What the task asks
Give exactly the lines from the one with "Output a JSON" through the final line of the listing below, both included, leaving out any pictures.

- - - -

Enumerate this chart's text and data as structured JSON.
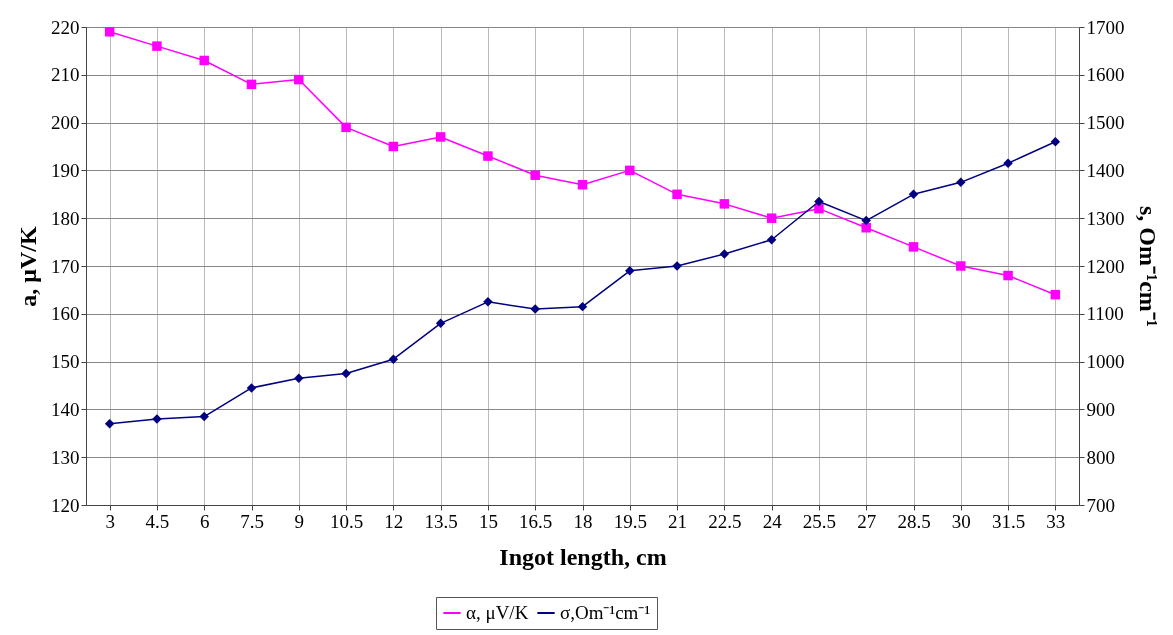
{
  "chart_data": {
    "type": "line",
    "xlabel": "Ingot length, cm",
    "ylabel": "a, μV/K",
    "y2label": "s, Om⁻¹cm⁻¹",
    "categories": [
      "3",
      "4.5",
      "6",
      "7.5",
      "9",
      "10.5",
      "12",
      "13.5",
      "15",
      "16.5",
      "18",
      "19.5",
      "21",
      "22.5",
      "24",
      "25.5",
      "27",
      "28.5",
      "30",
      "31.5",
      "33"
    ],
    "series": [
      {
        "name": "α, μV/K",
        "color": "#ff00ff",
        "marker": "square",
        "values": [
          219,
          216,
          213,
          208,
          209,
          199,
          195,
          197,
          193,
          189,
          187,
          190,
          185,
          183,
          180,
          182,
          178,
          174,
          170,
          168,
          164
        ]
      },
      {
        "name": "σ,Om⁻¹cm⁻¹",
        "color": "#000080",
        "marker": "diamond",
        "axis": "y2",
        "values": [
          870,
          880,
          885,
          945,
          965,
          975,
          1005,
          1080,
          1125,
          1110,
          1115,
          1190,
          1200,
          1225,
          1255,
          1335,
          1295,
          1350,
          1375,
          1415,
          1460
        ]
      }
    ],
    "ylim": [
      120,
      220
    ],
    "yticks": [
      120,
      130,
      140,
      150,
      160,
      170,
      180,
      190,
      200,
      210,
      220
    ],
    "y2lim": [
      700,
      1700
    ],
    "y2ticks": [
      700,
      800,
      900,
      1000,
      1100,
      1200,
      1300,
      1400,
      1500,
      1600,
      1700
    ],
    "grid": true,
    "legend": "bottom",
    "line_style": "solid"
  }
}
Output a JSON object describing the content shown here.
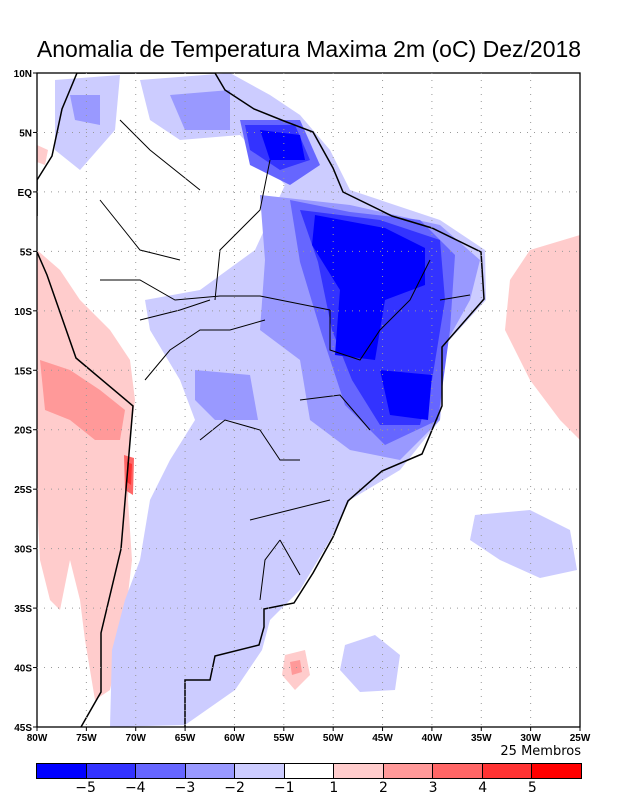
{
  "title": "Anomalia de Temperatura Maxima 2m (oC) Dez/2018",
  "lat_labels": [
    "10N",
    "5N",
    "EQ",
    "5S",
    "10S",
    "15S",
    "20S",
    "25S",
    "30S",
    "35S",
    "40S",
    "45S"
  ],
  "lon_labels": [
    "80W",
    "75W",
    "70W",
    "65W",
    "60W",
    "55W",
    "50W",
    "45W",
    "40W",
    "35W",
    "30W",
    "25W"
  ],
  "members": "25 Membros",
  "colorbar": {
    "colors": [
      "#0000ff",
      "#3333ff",
      "#6666ff",
      "#9999ff",
      "#ccccff",
      "#ffffff",
      "#ffcccc",
      "#ff9999",
      "#ff6666",
      "#ff3333",
      "#ff0000"
    ],
    "labels": [
      "−5",
      "−4",
      "−3",
      "−2",
      "−1",
      "1",
      "2",
      "3",
      "4",
      "5"
    ]
  }
}
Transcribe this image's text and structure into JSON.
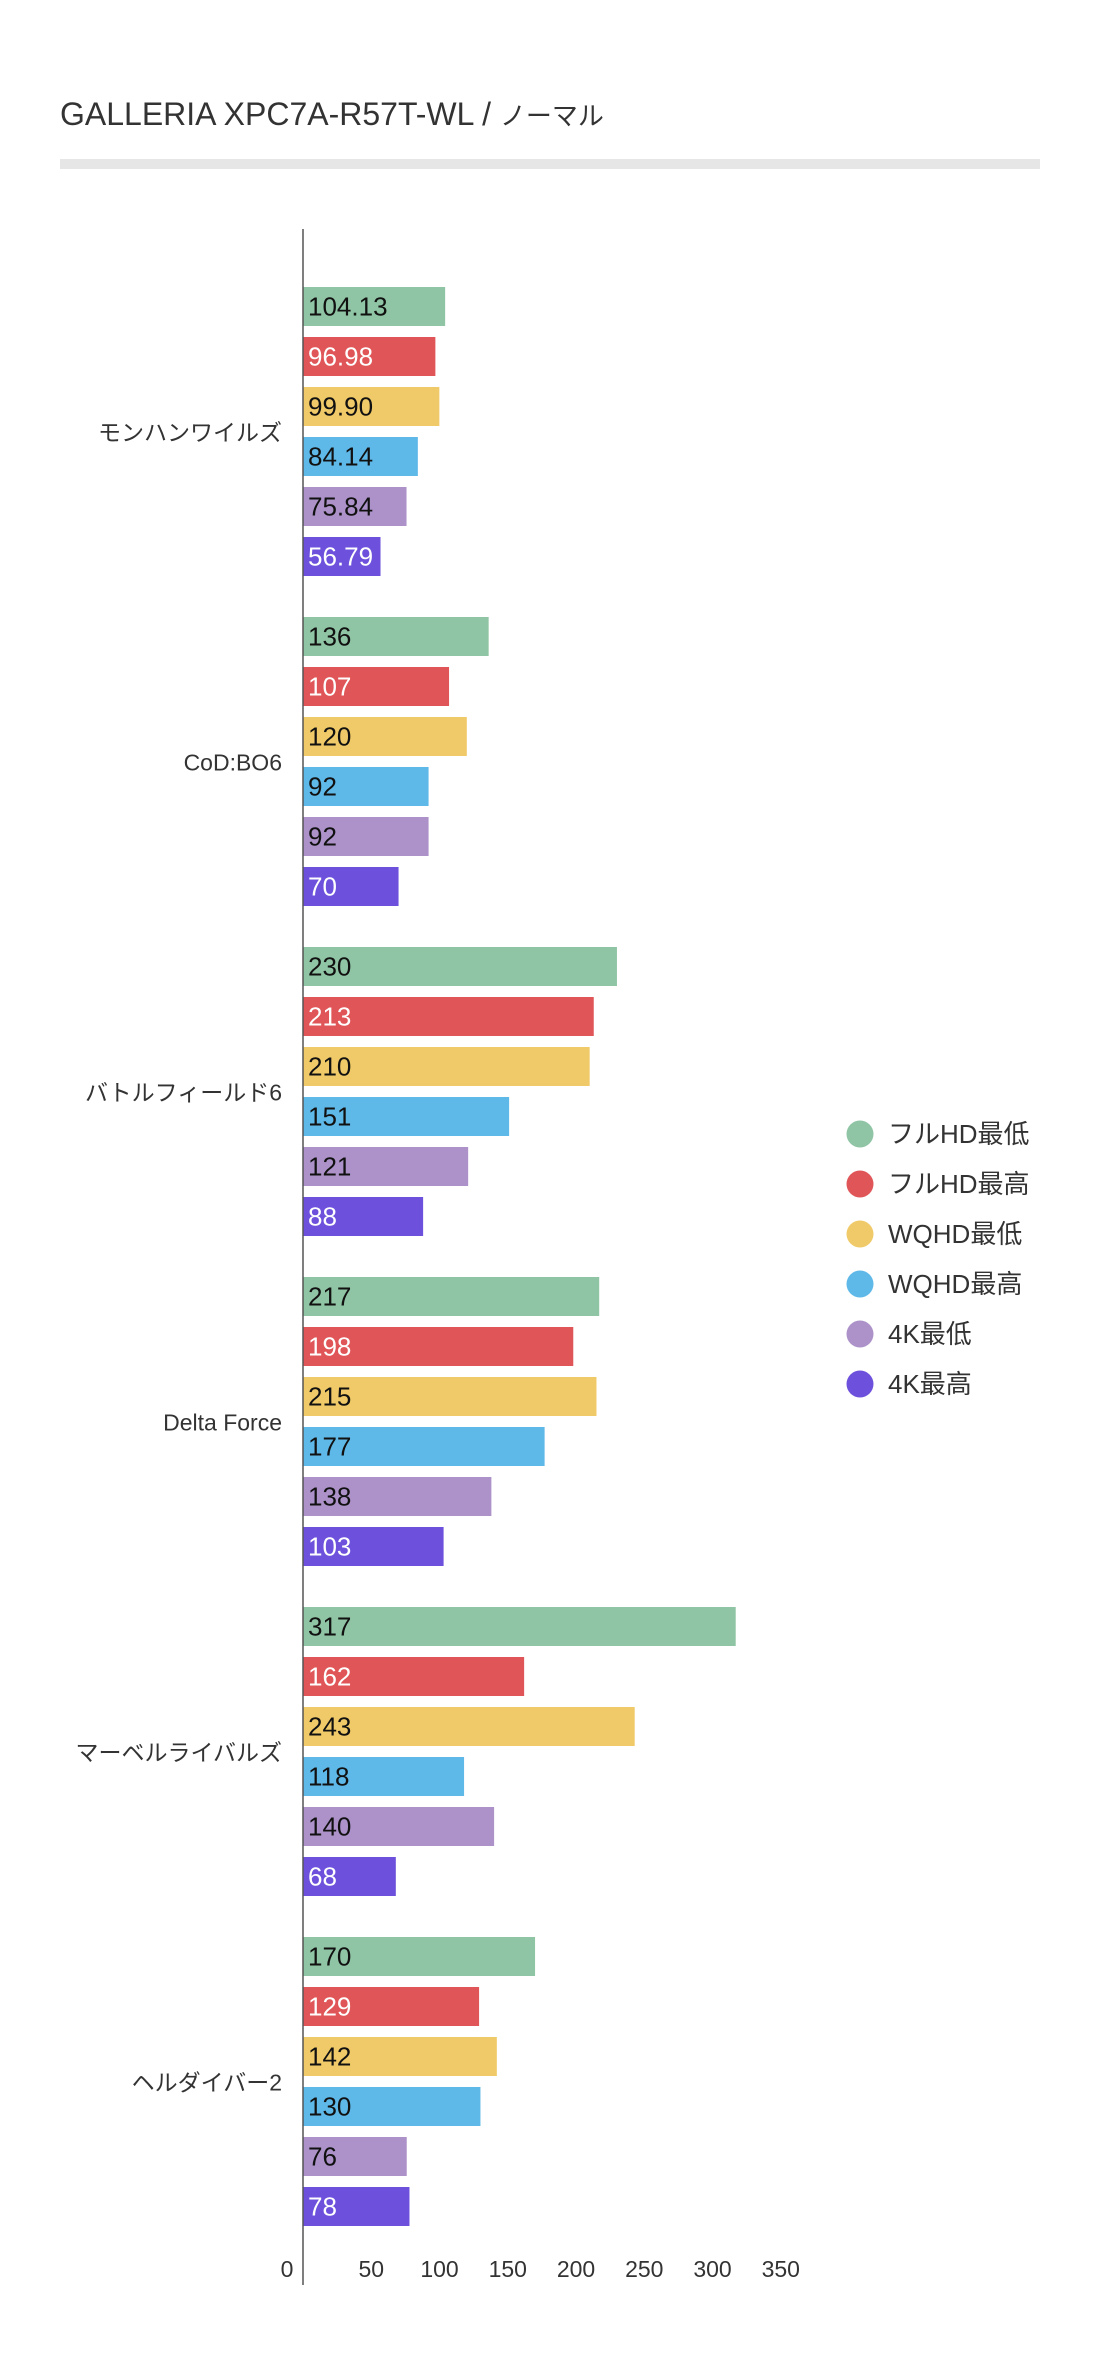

- - - -

Full solution
Output a JSON object describing the content shown here.
{
  "title": "Anomalia de Temperatura Maxima 2m (oC) Dez/2018",
  "lat_labels": [
    "10N",
    "5N",
    "EQ",
    "5S",
    "10S",
    "15S",
    "20S",
    "25S",
    "30S",
    "35S",
    "40S",
    "45S"
  ],
  "lon_labels": [
    "80W",
    "75W",
    "70W",
    "65W",
    "60W",
    "55W",
    "50W",
    "45W",
    "40W",
    "35W",
    "30W",
    "25W"
  ],
  "members": "25 Membros",
  "colorbar": {
    "colors": [
      "#0000ff",
      "#3333ff",
      "#6666ff",
      "#9999ff",
      "#ccccff",
      "#ffffff",
      "#ffcccc",
      "#ff9999",
      "#ff6666",
      "#ff3333",
      "#ff0000"
    ],
    "labels": [
      "−5",
      "−4",
      "−3",
      "−2",
      "−1",
      "1",
      "2",
      "3",
      "4",
      "5"
    ]
  }
}
Transcribe this image's text and structure into JSON.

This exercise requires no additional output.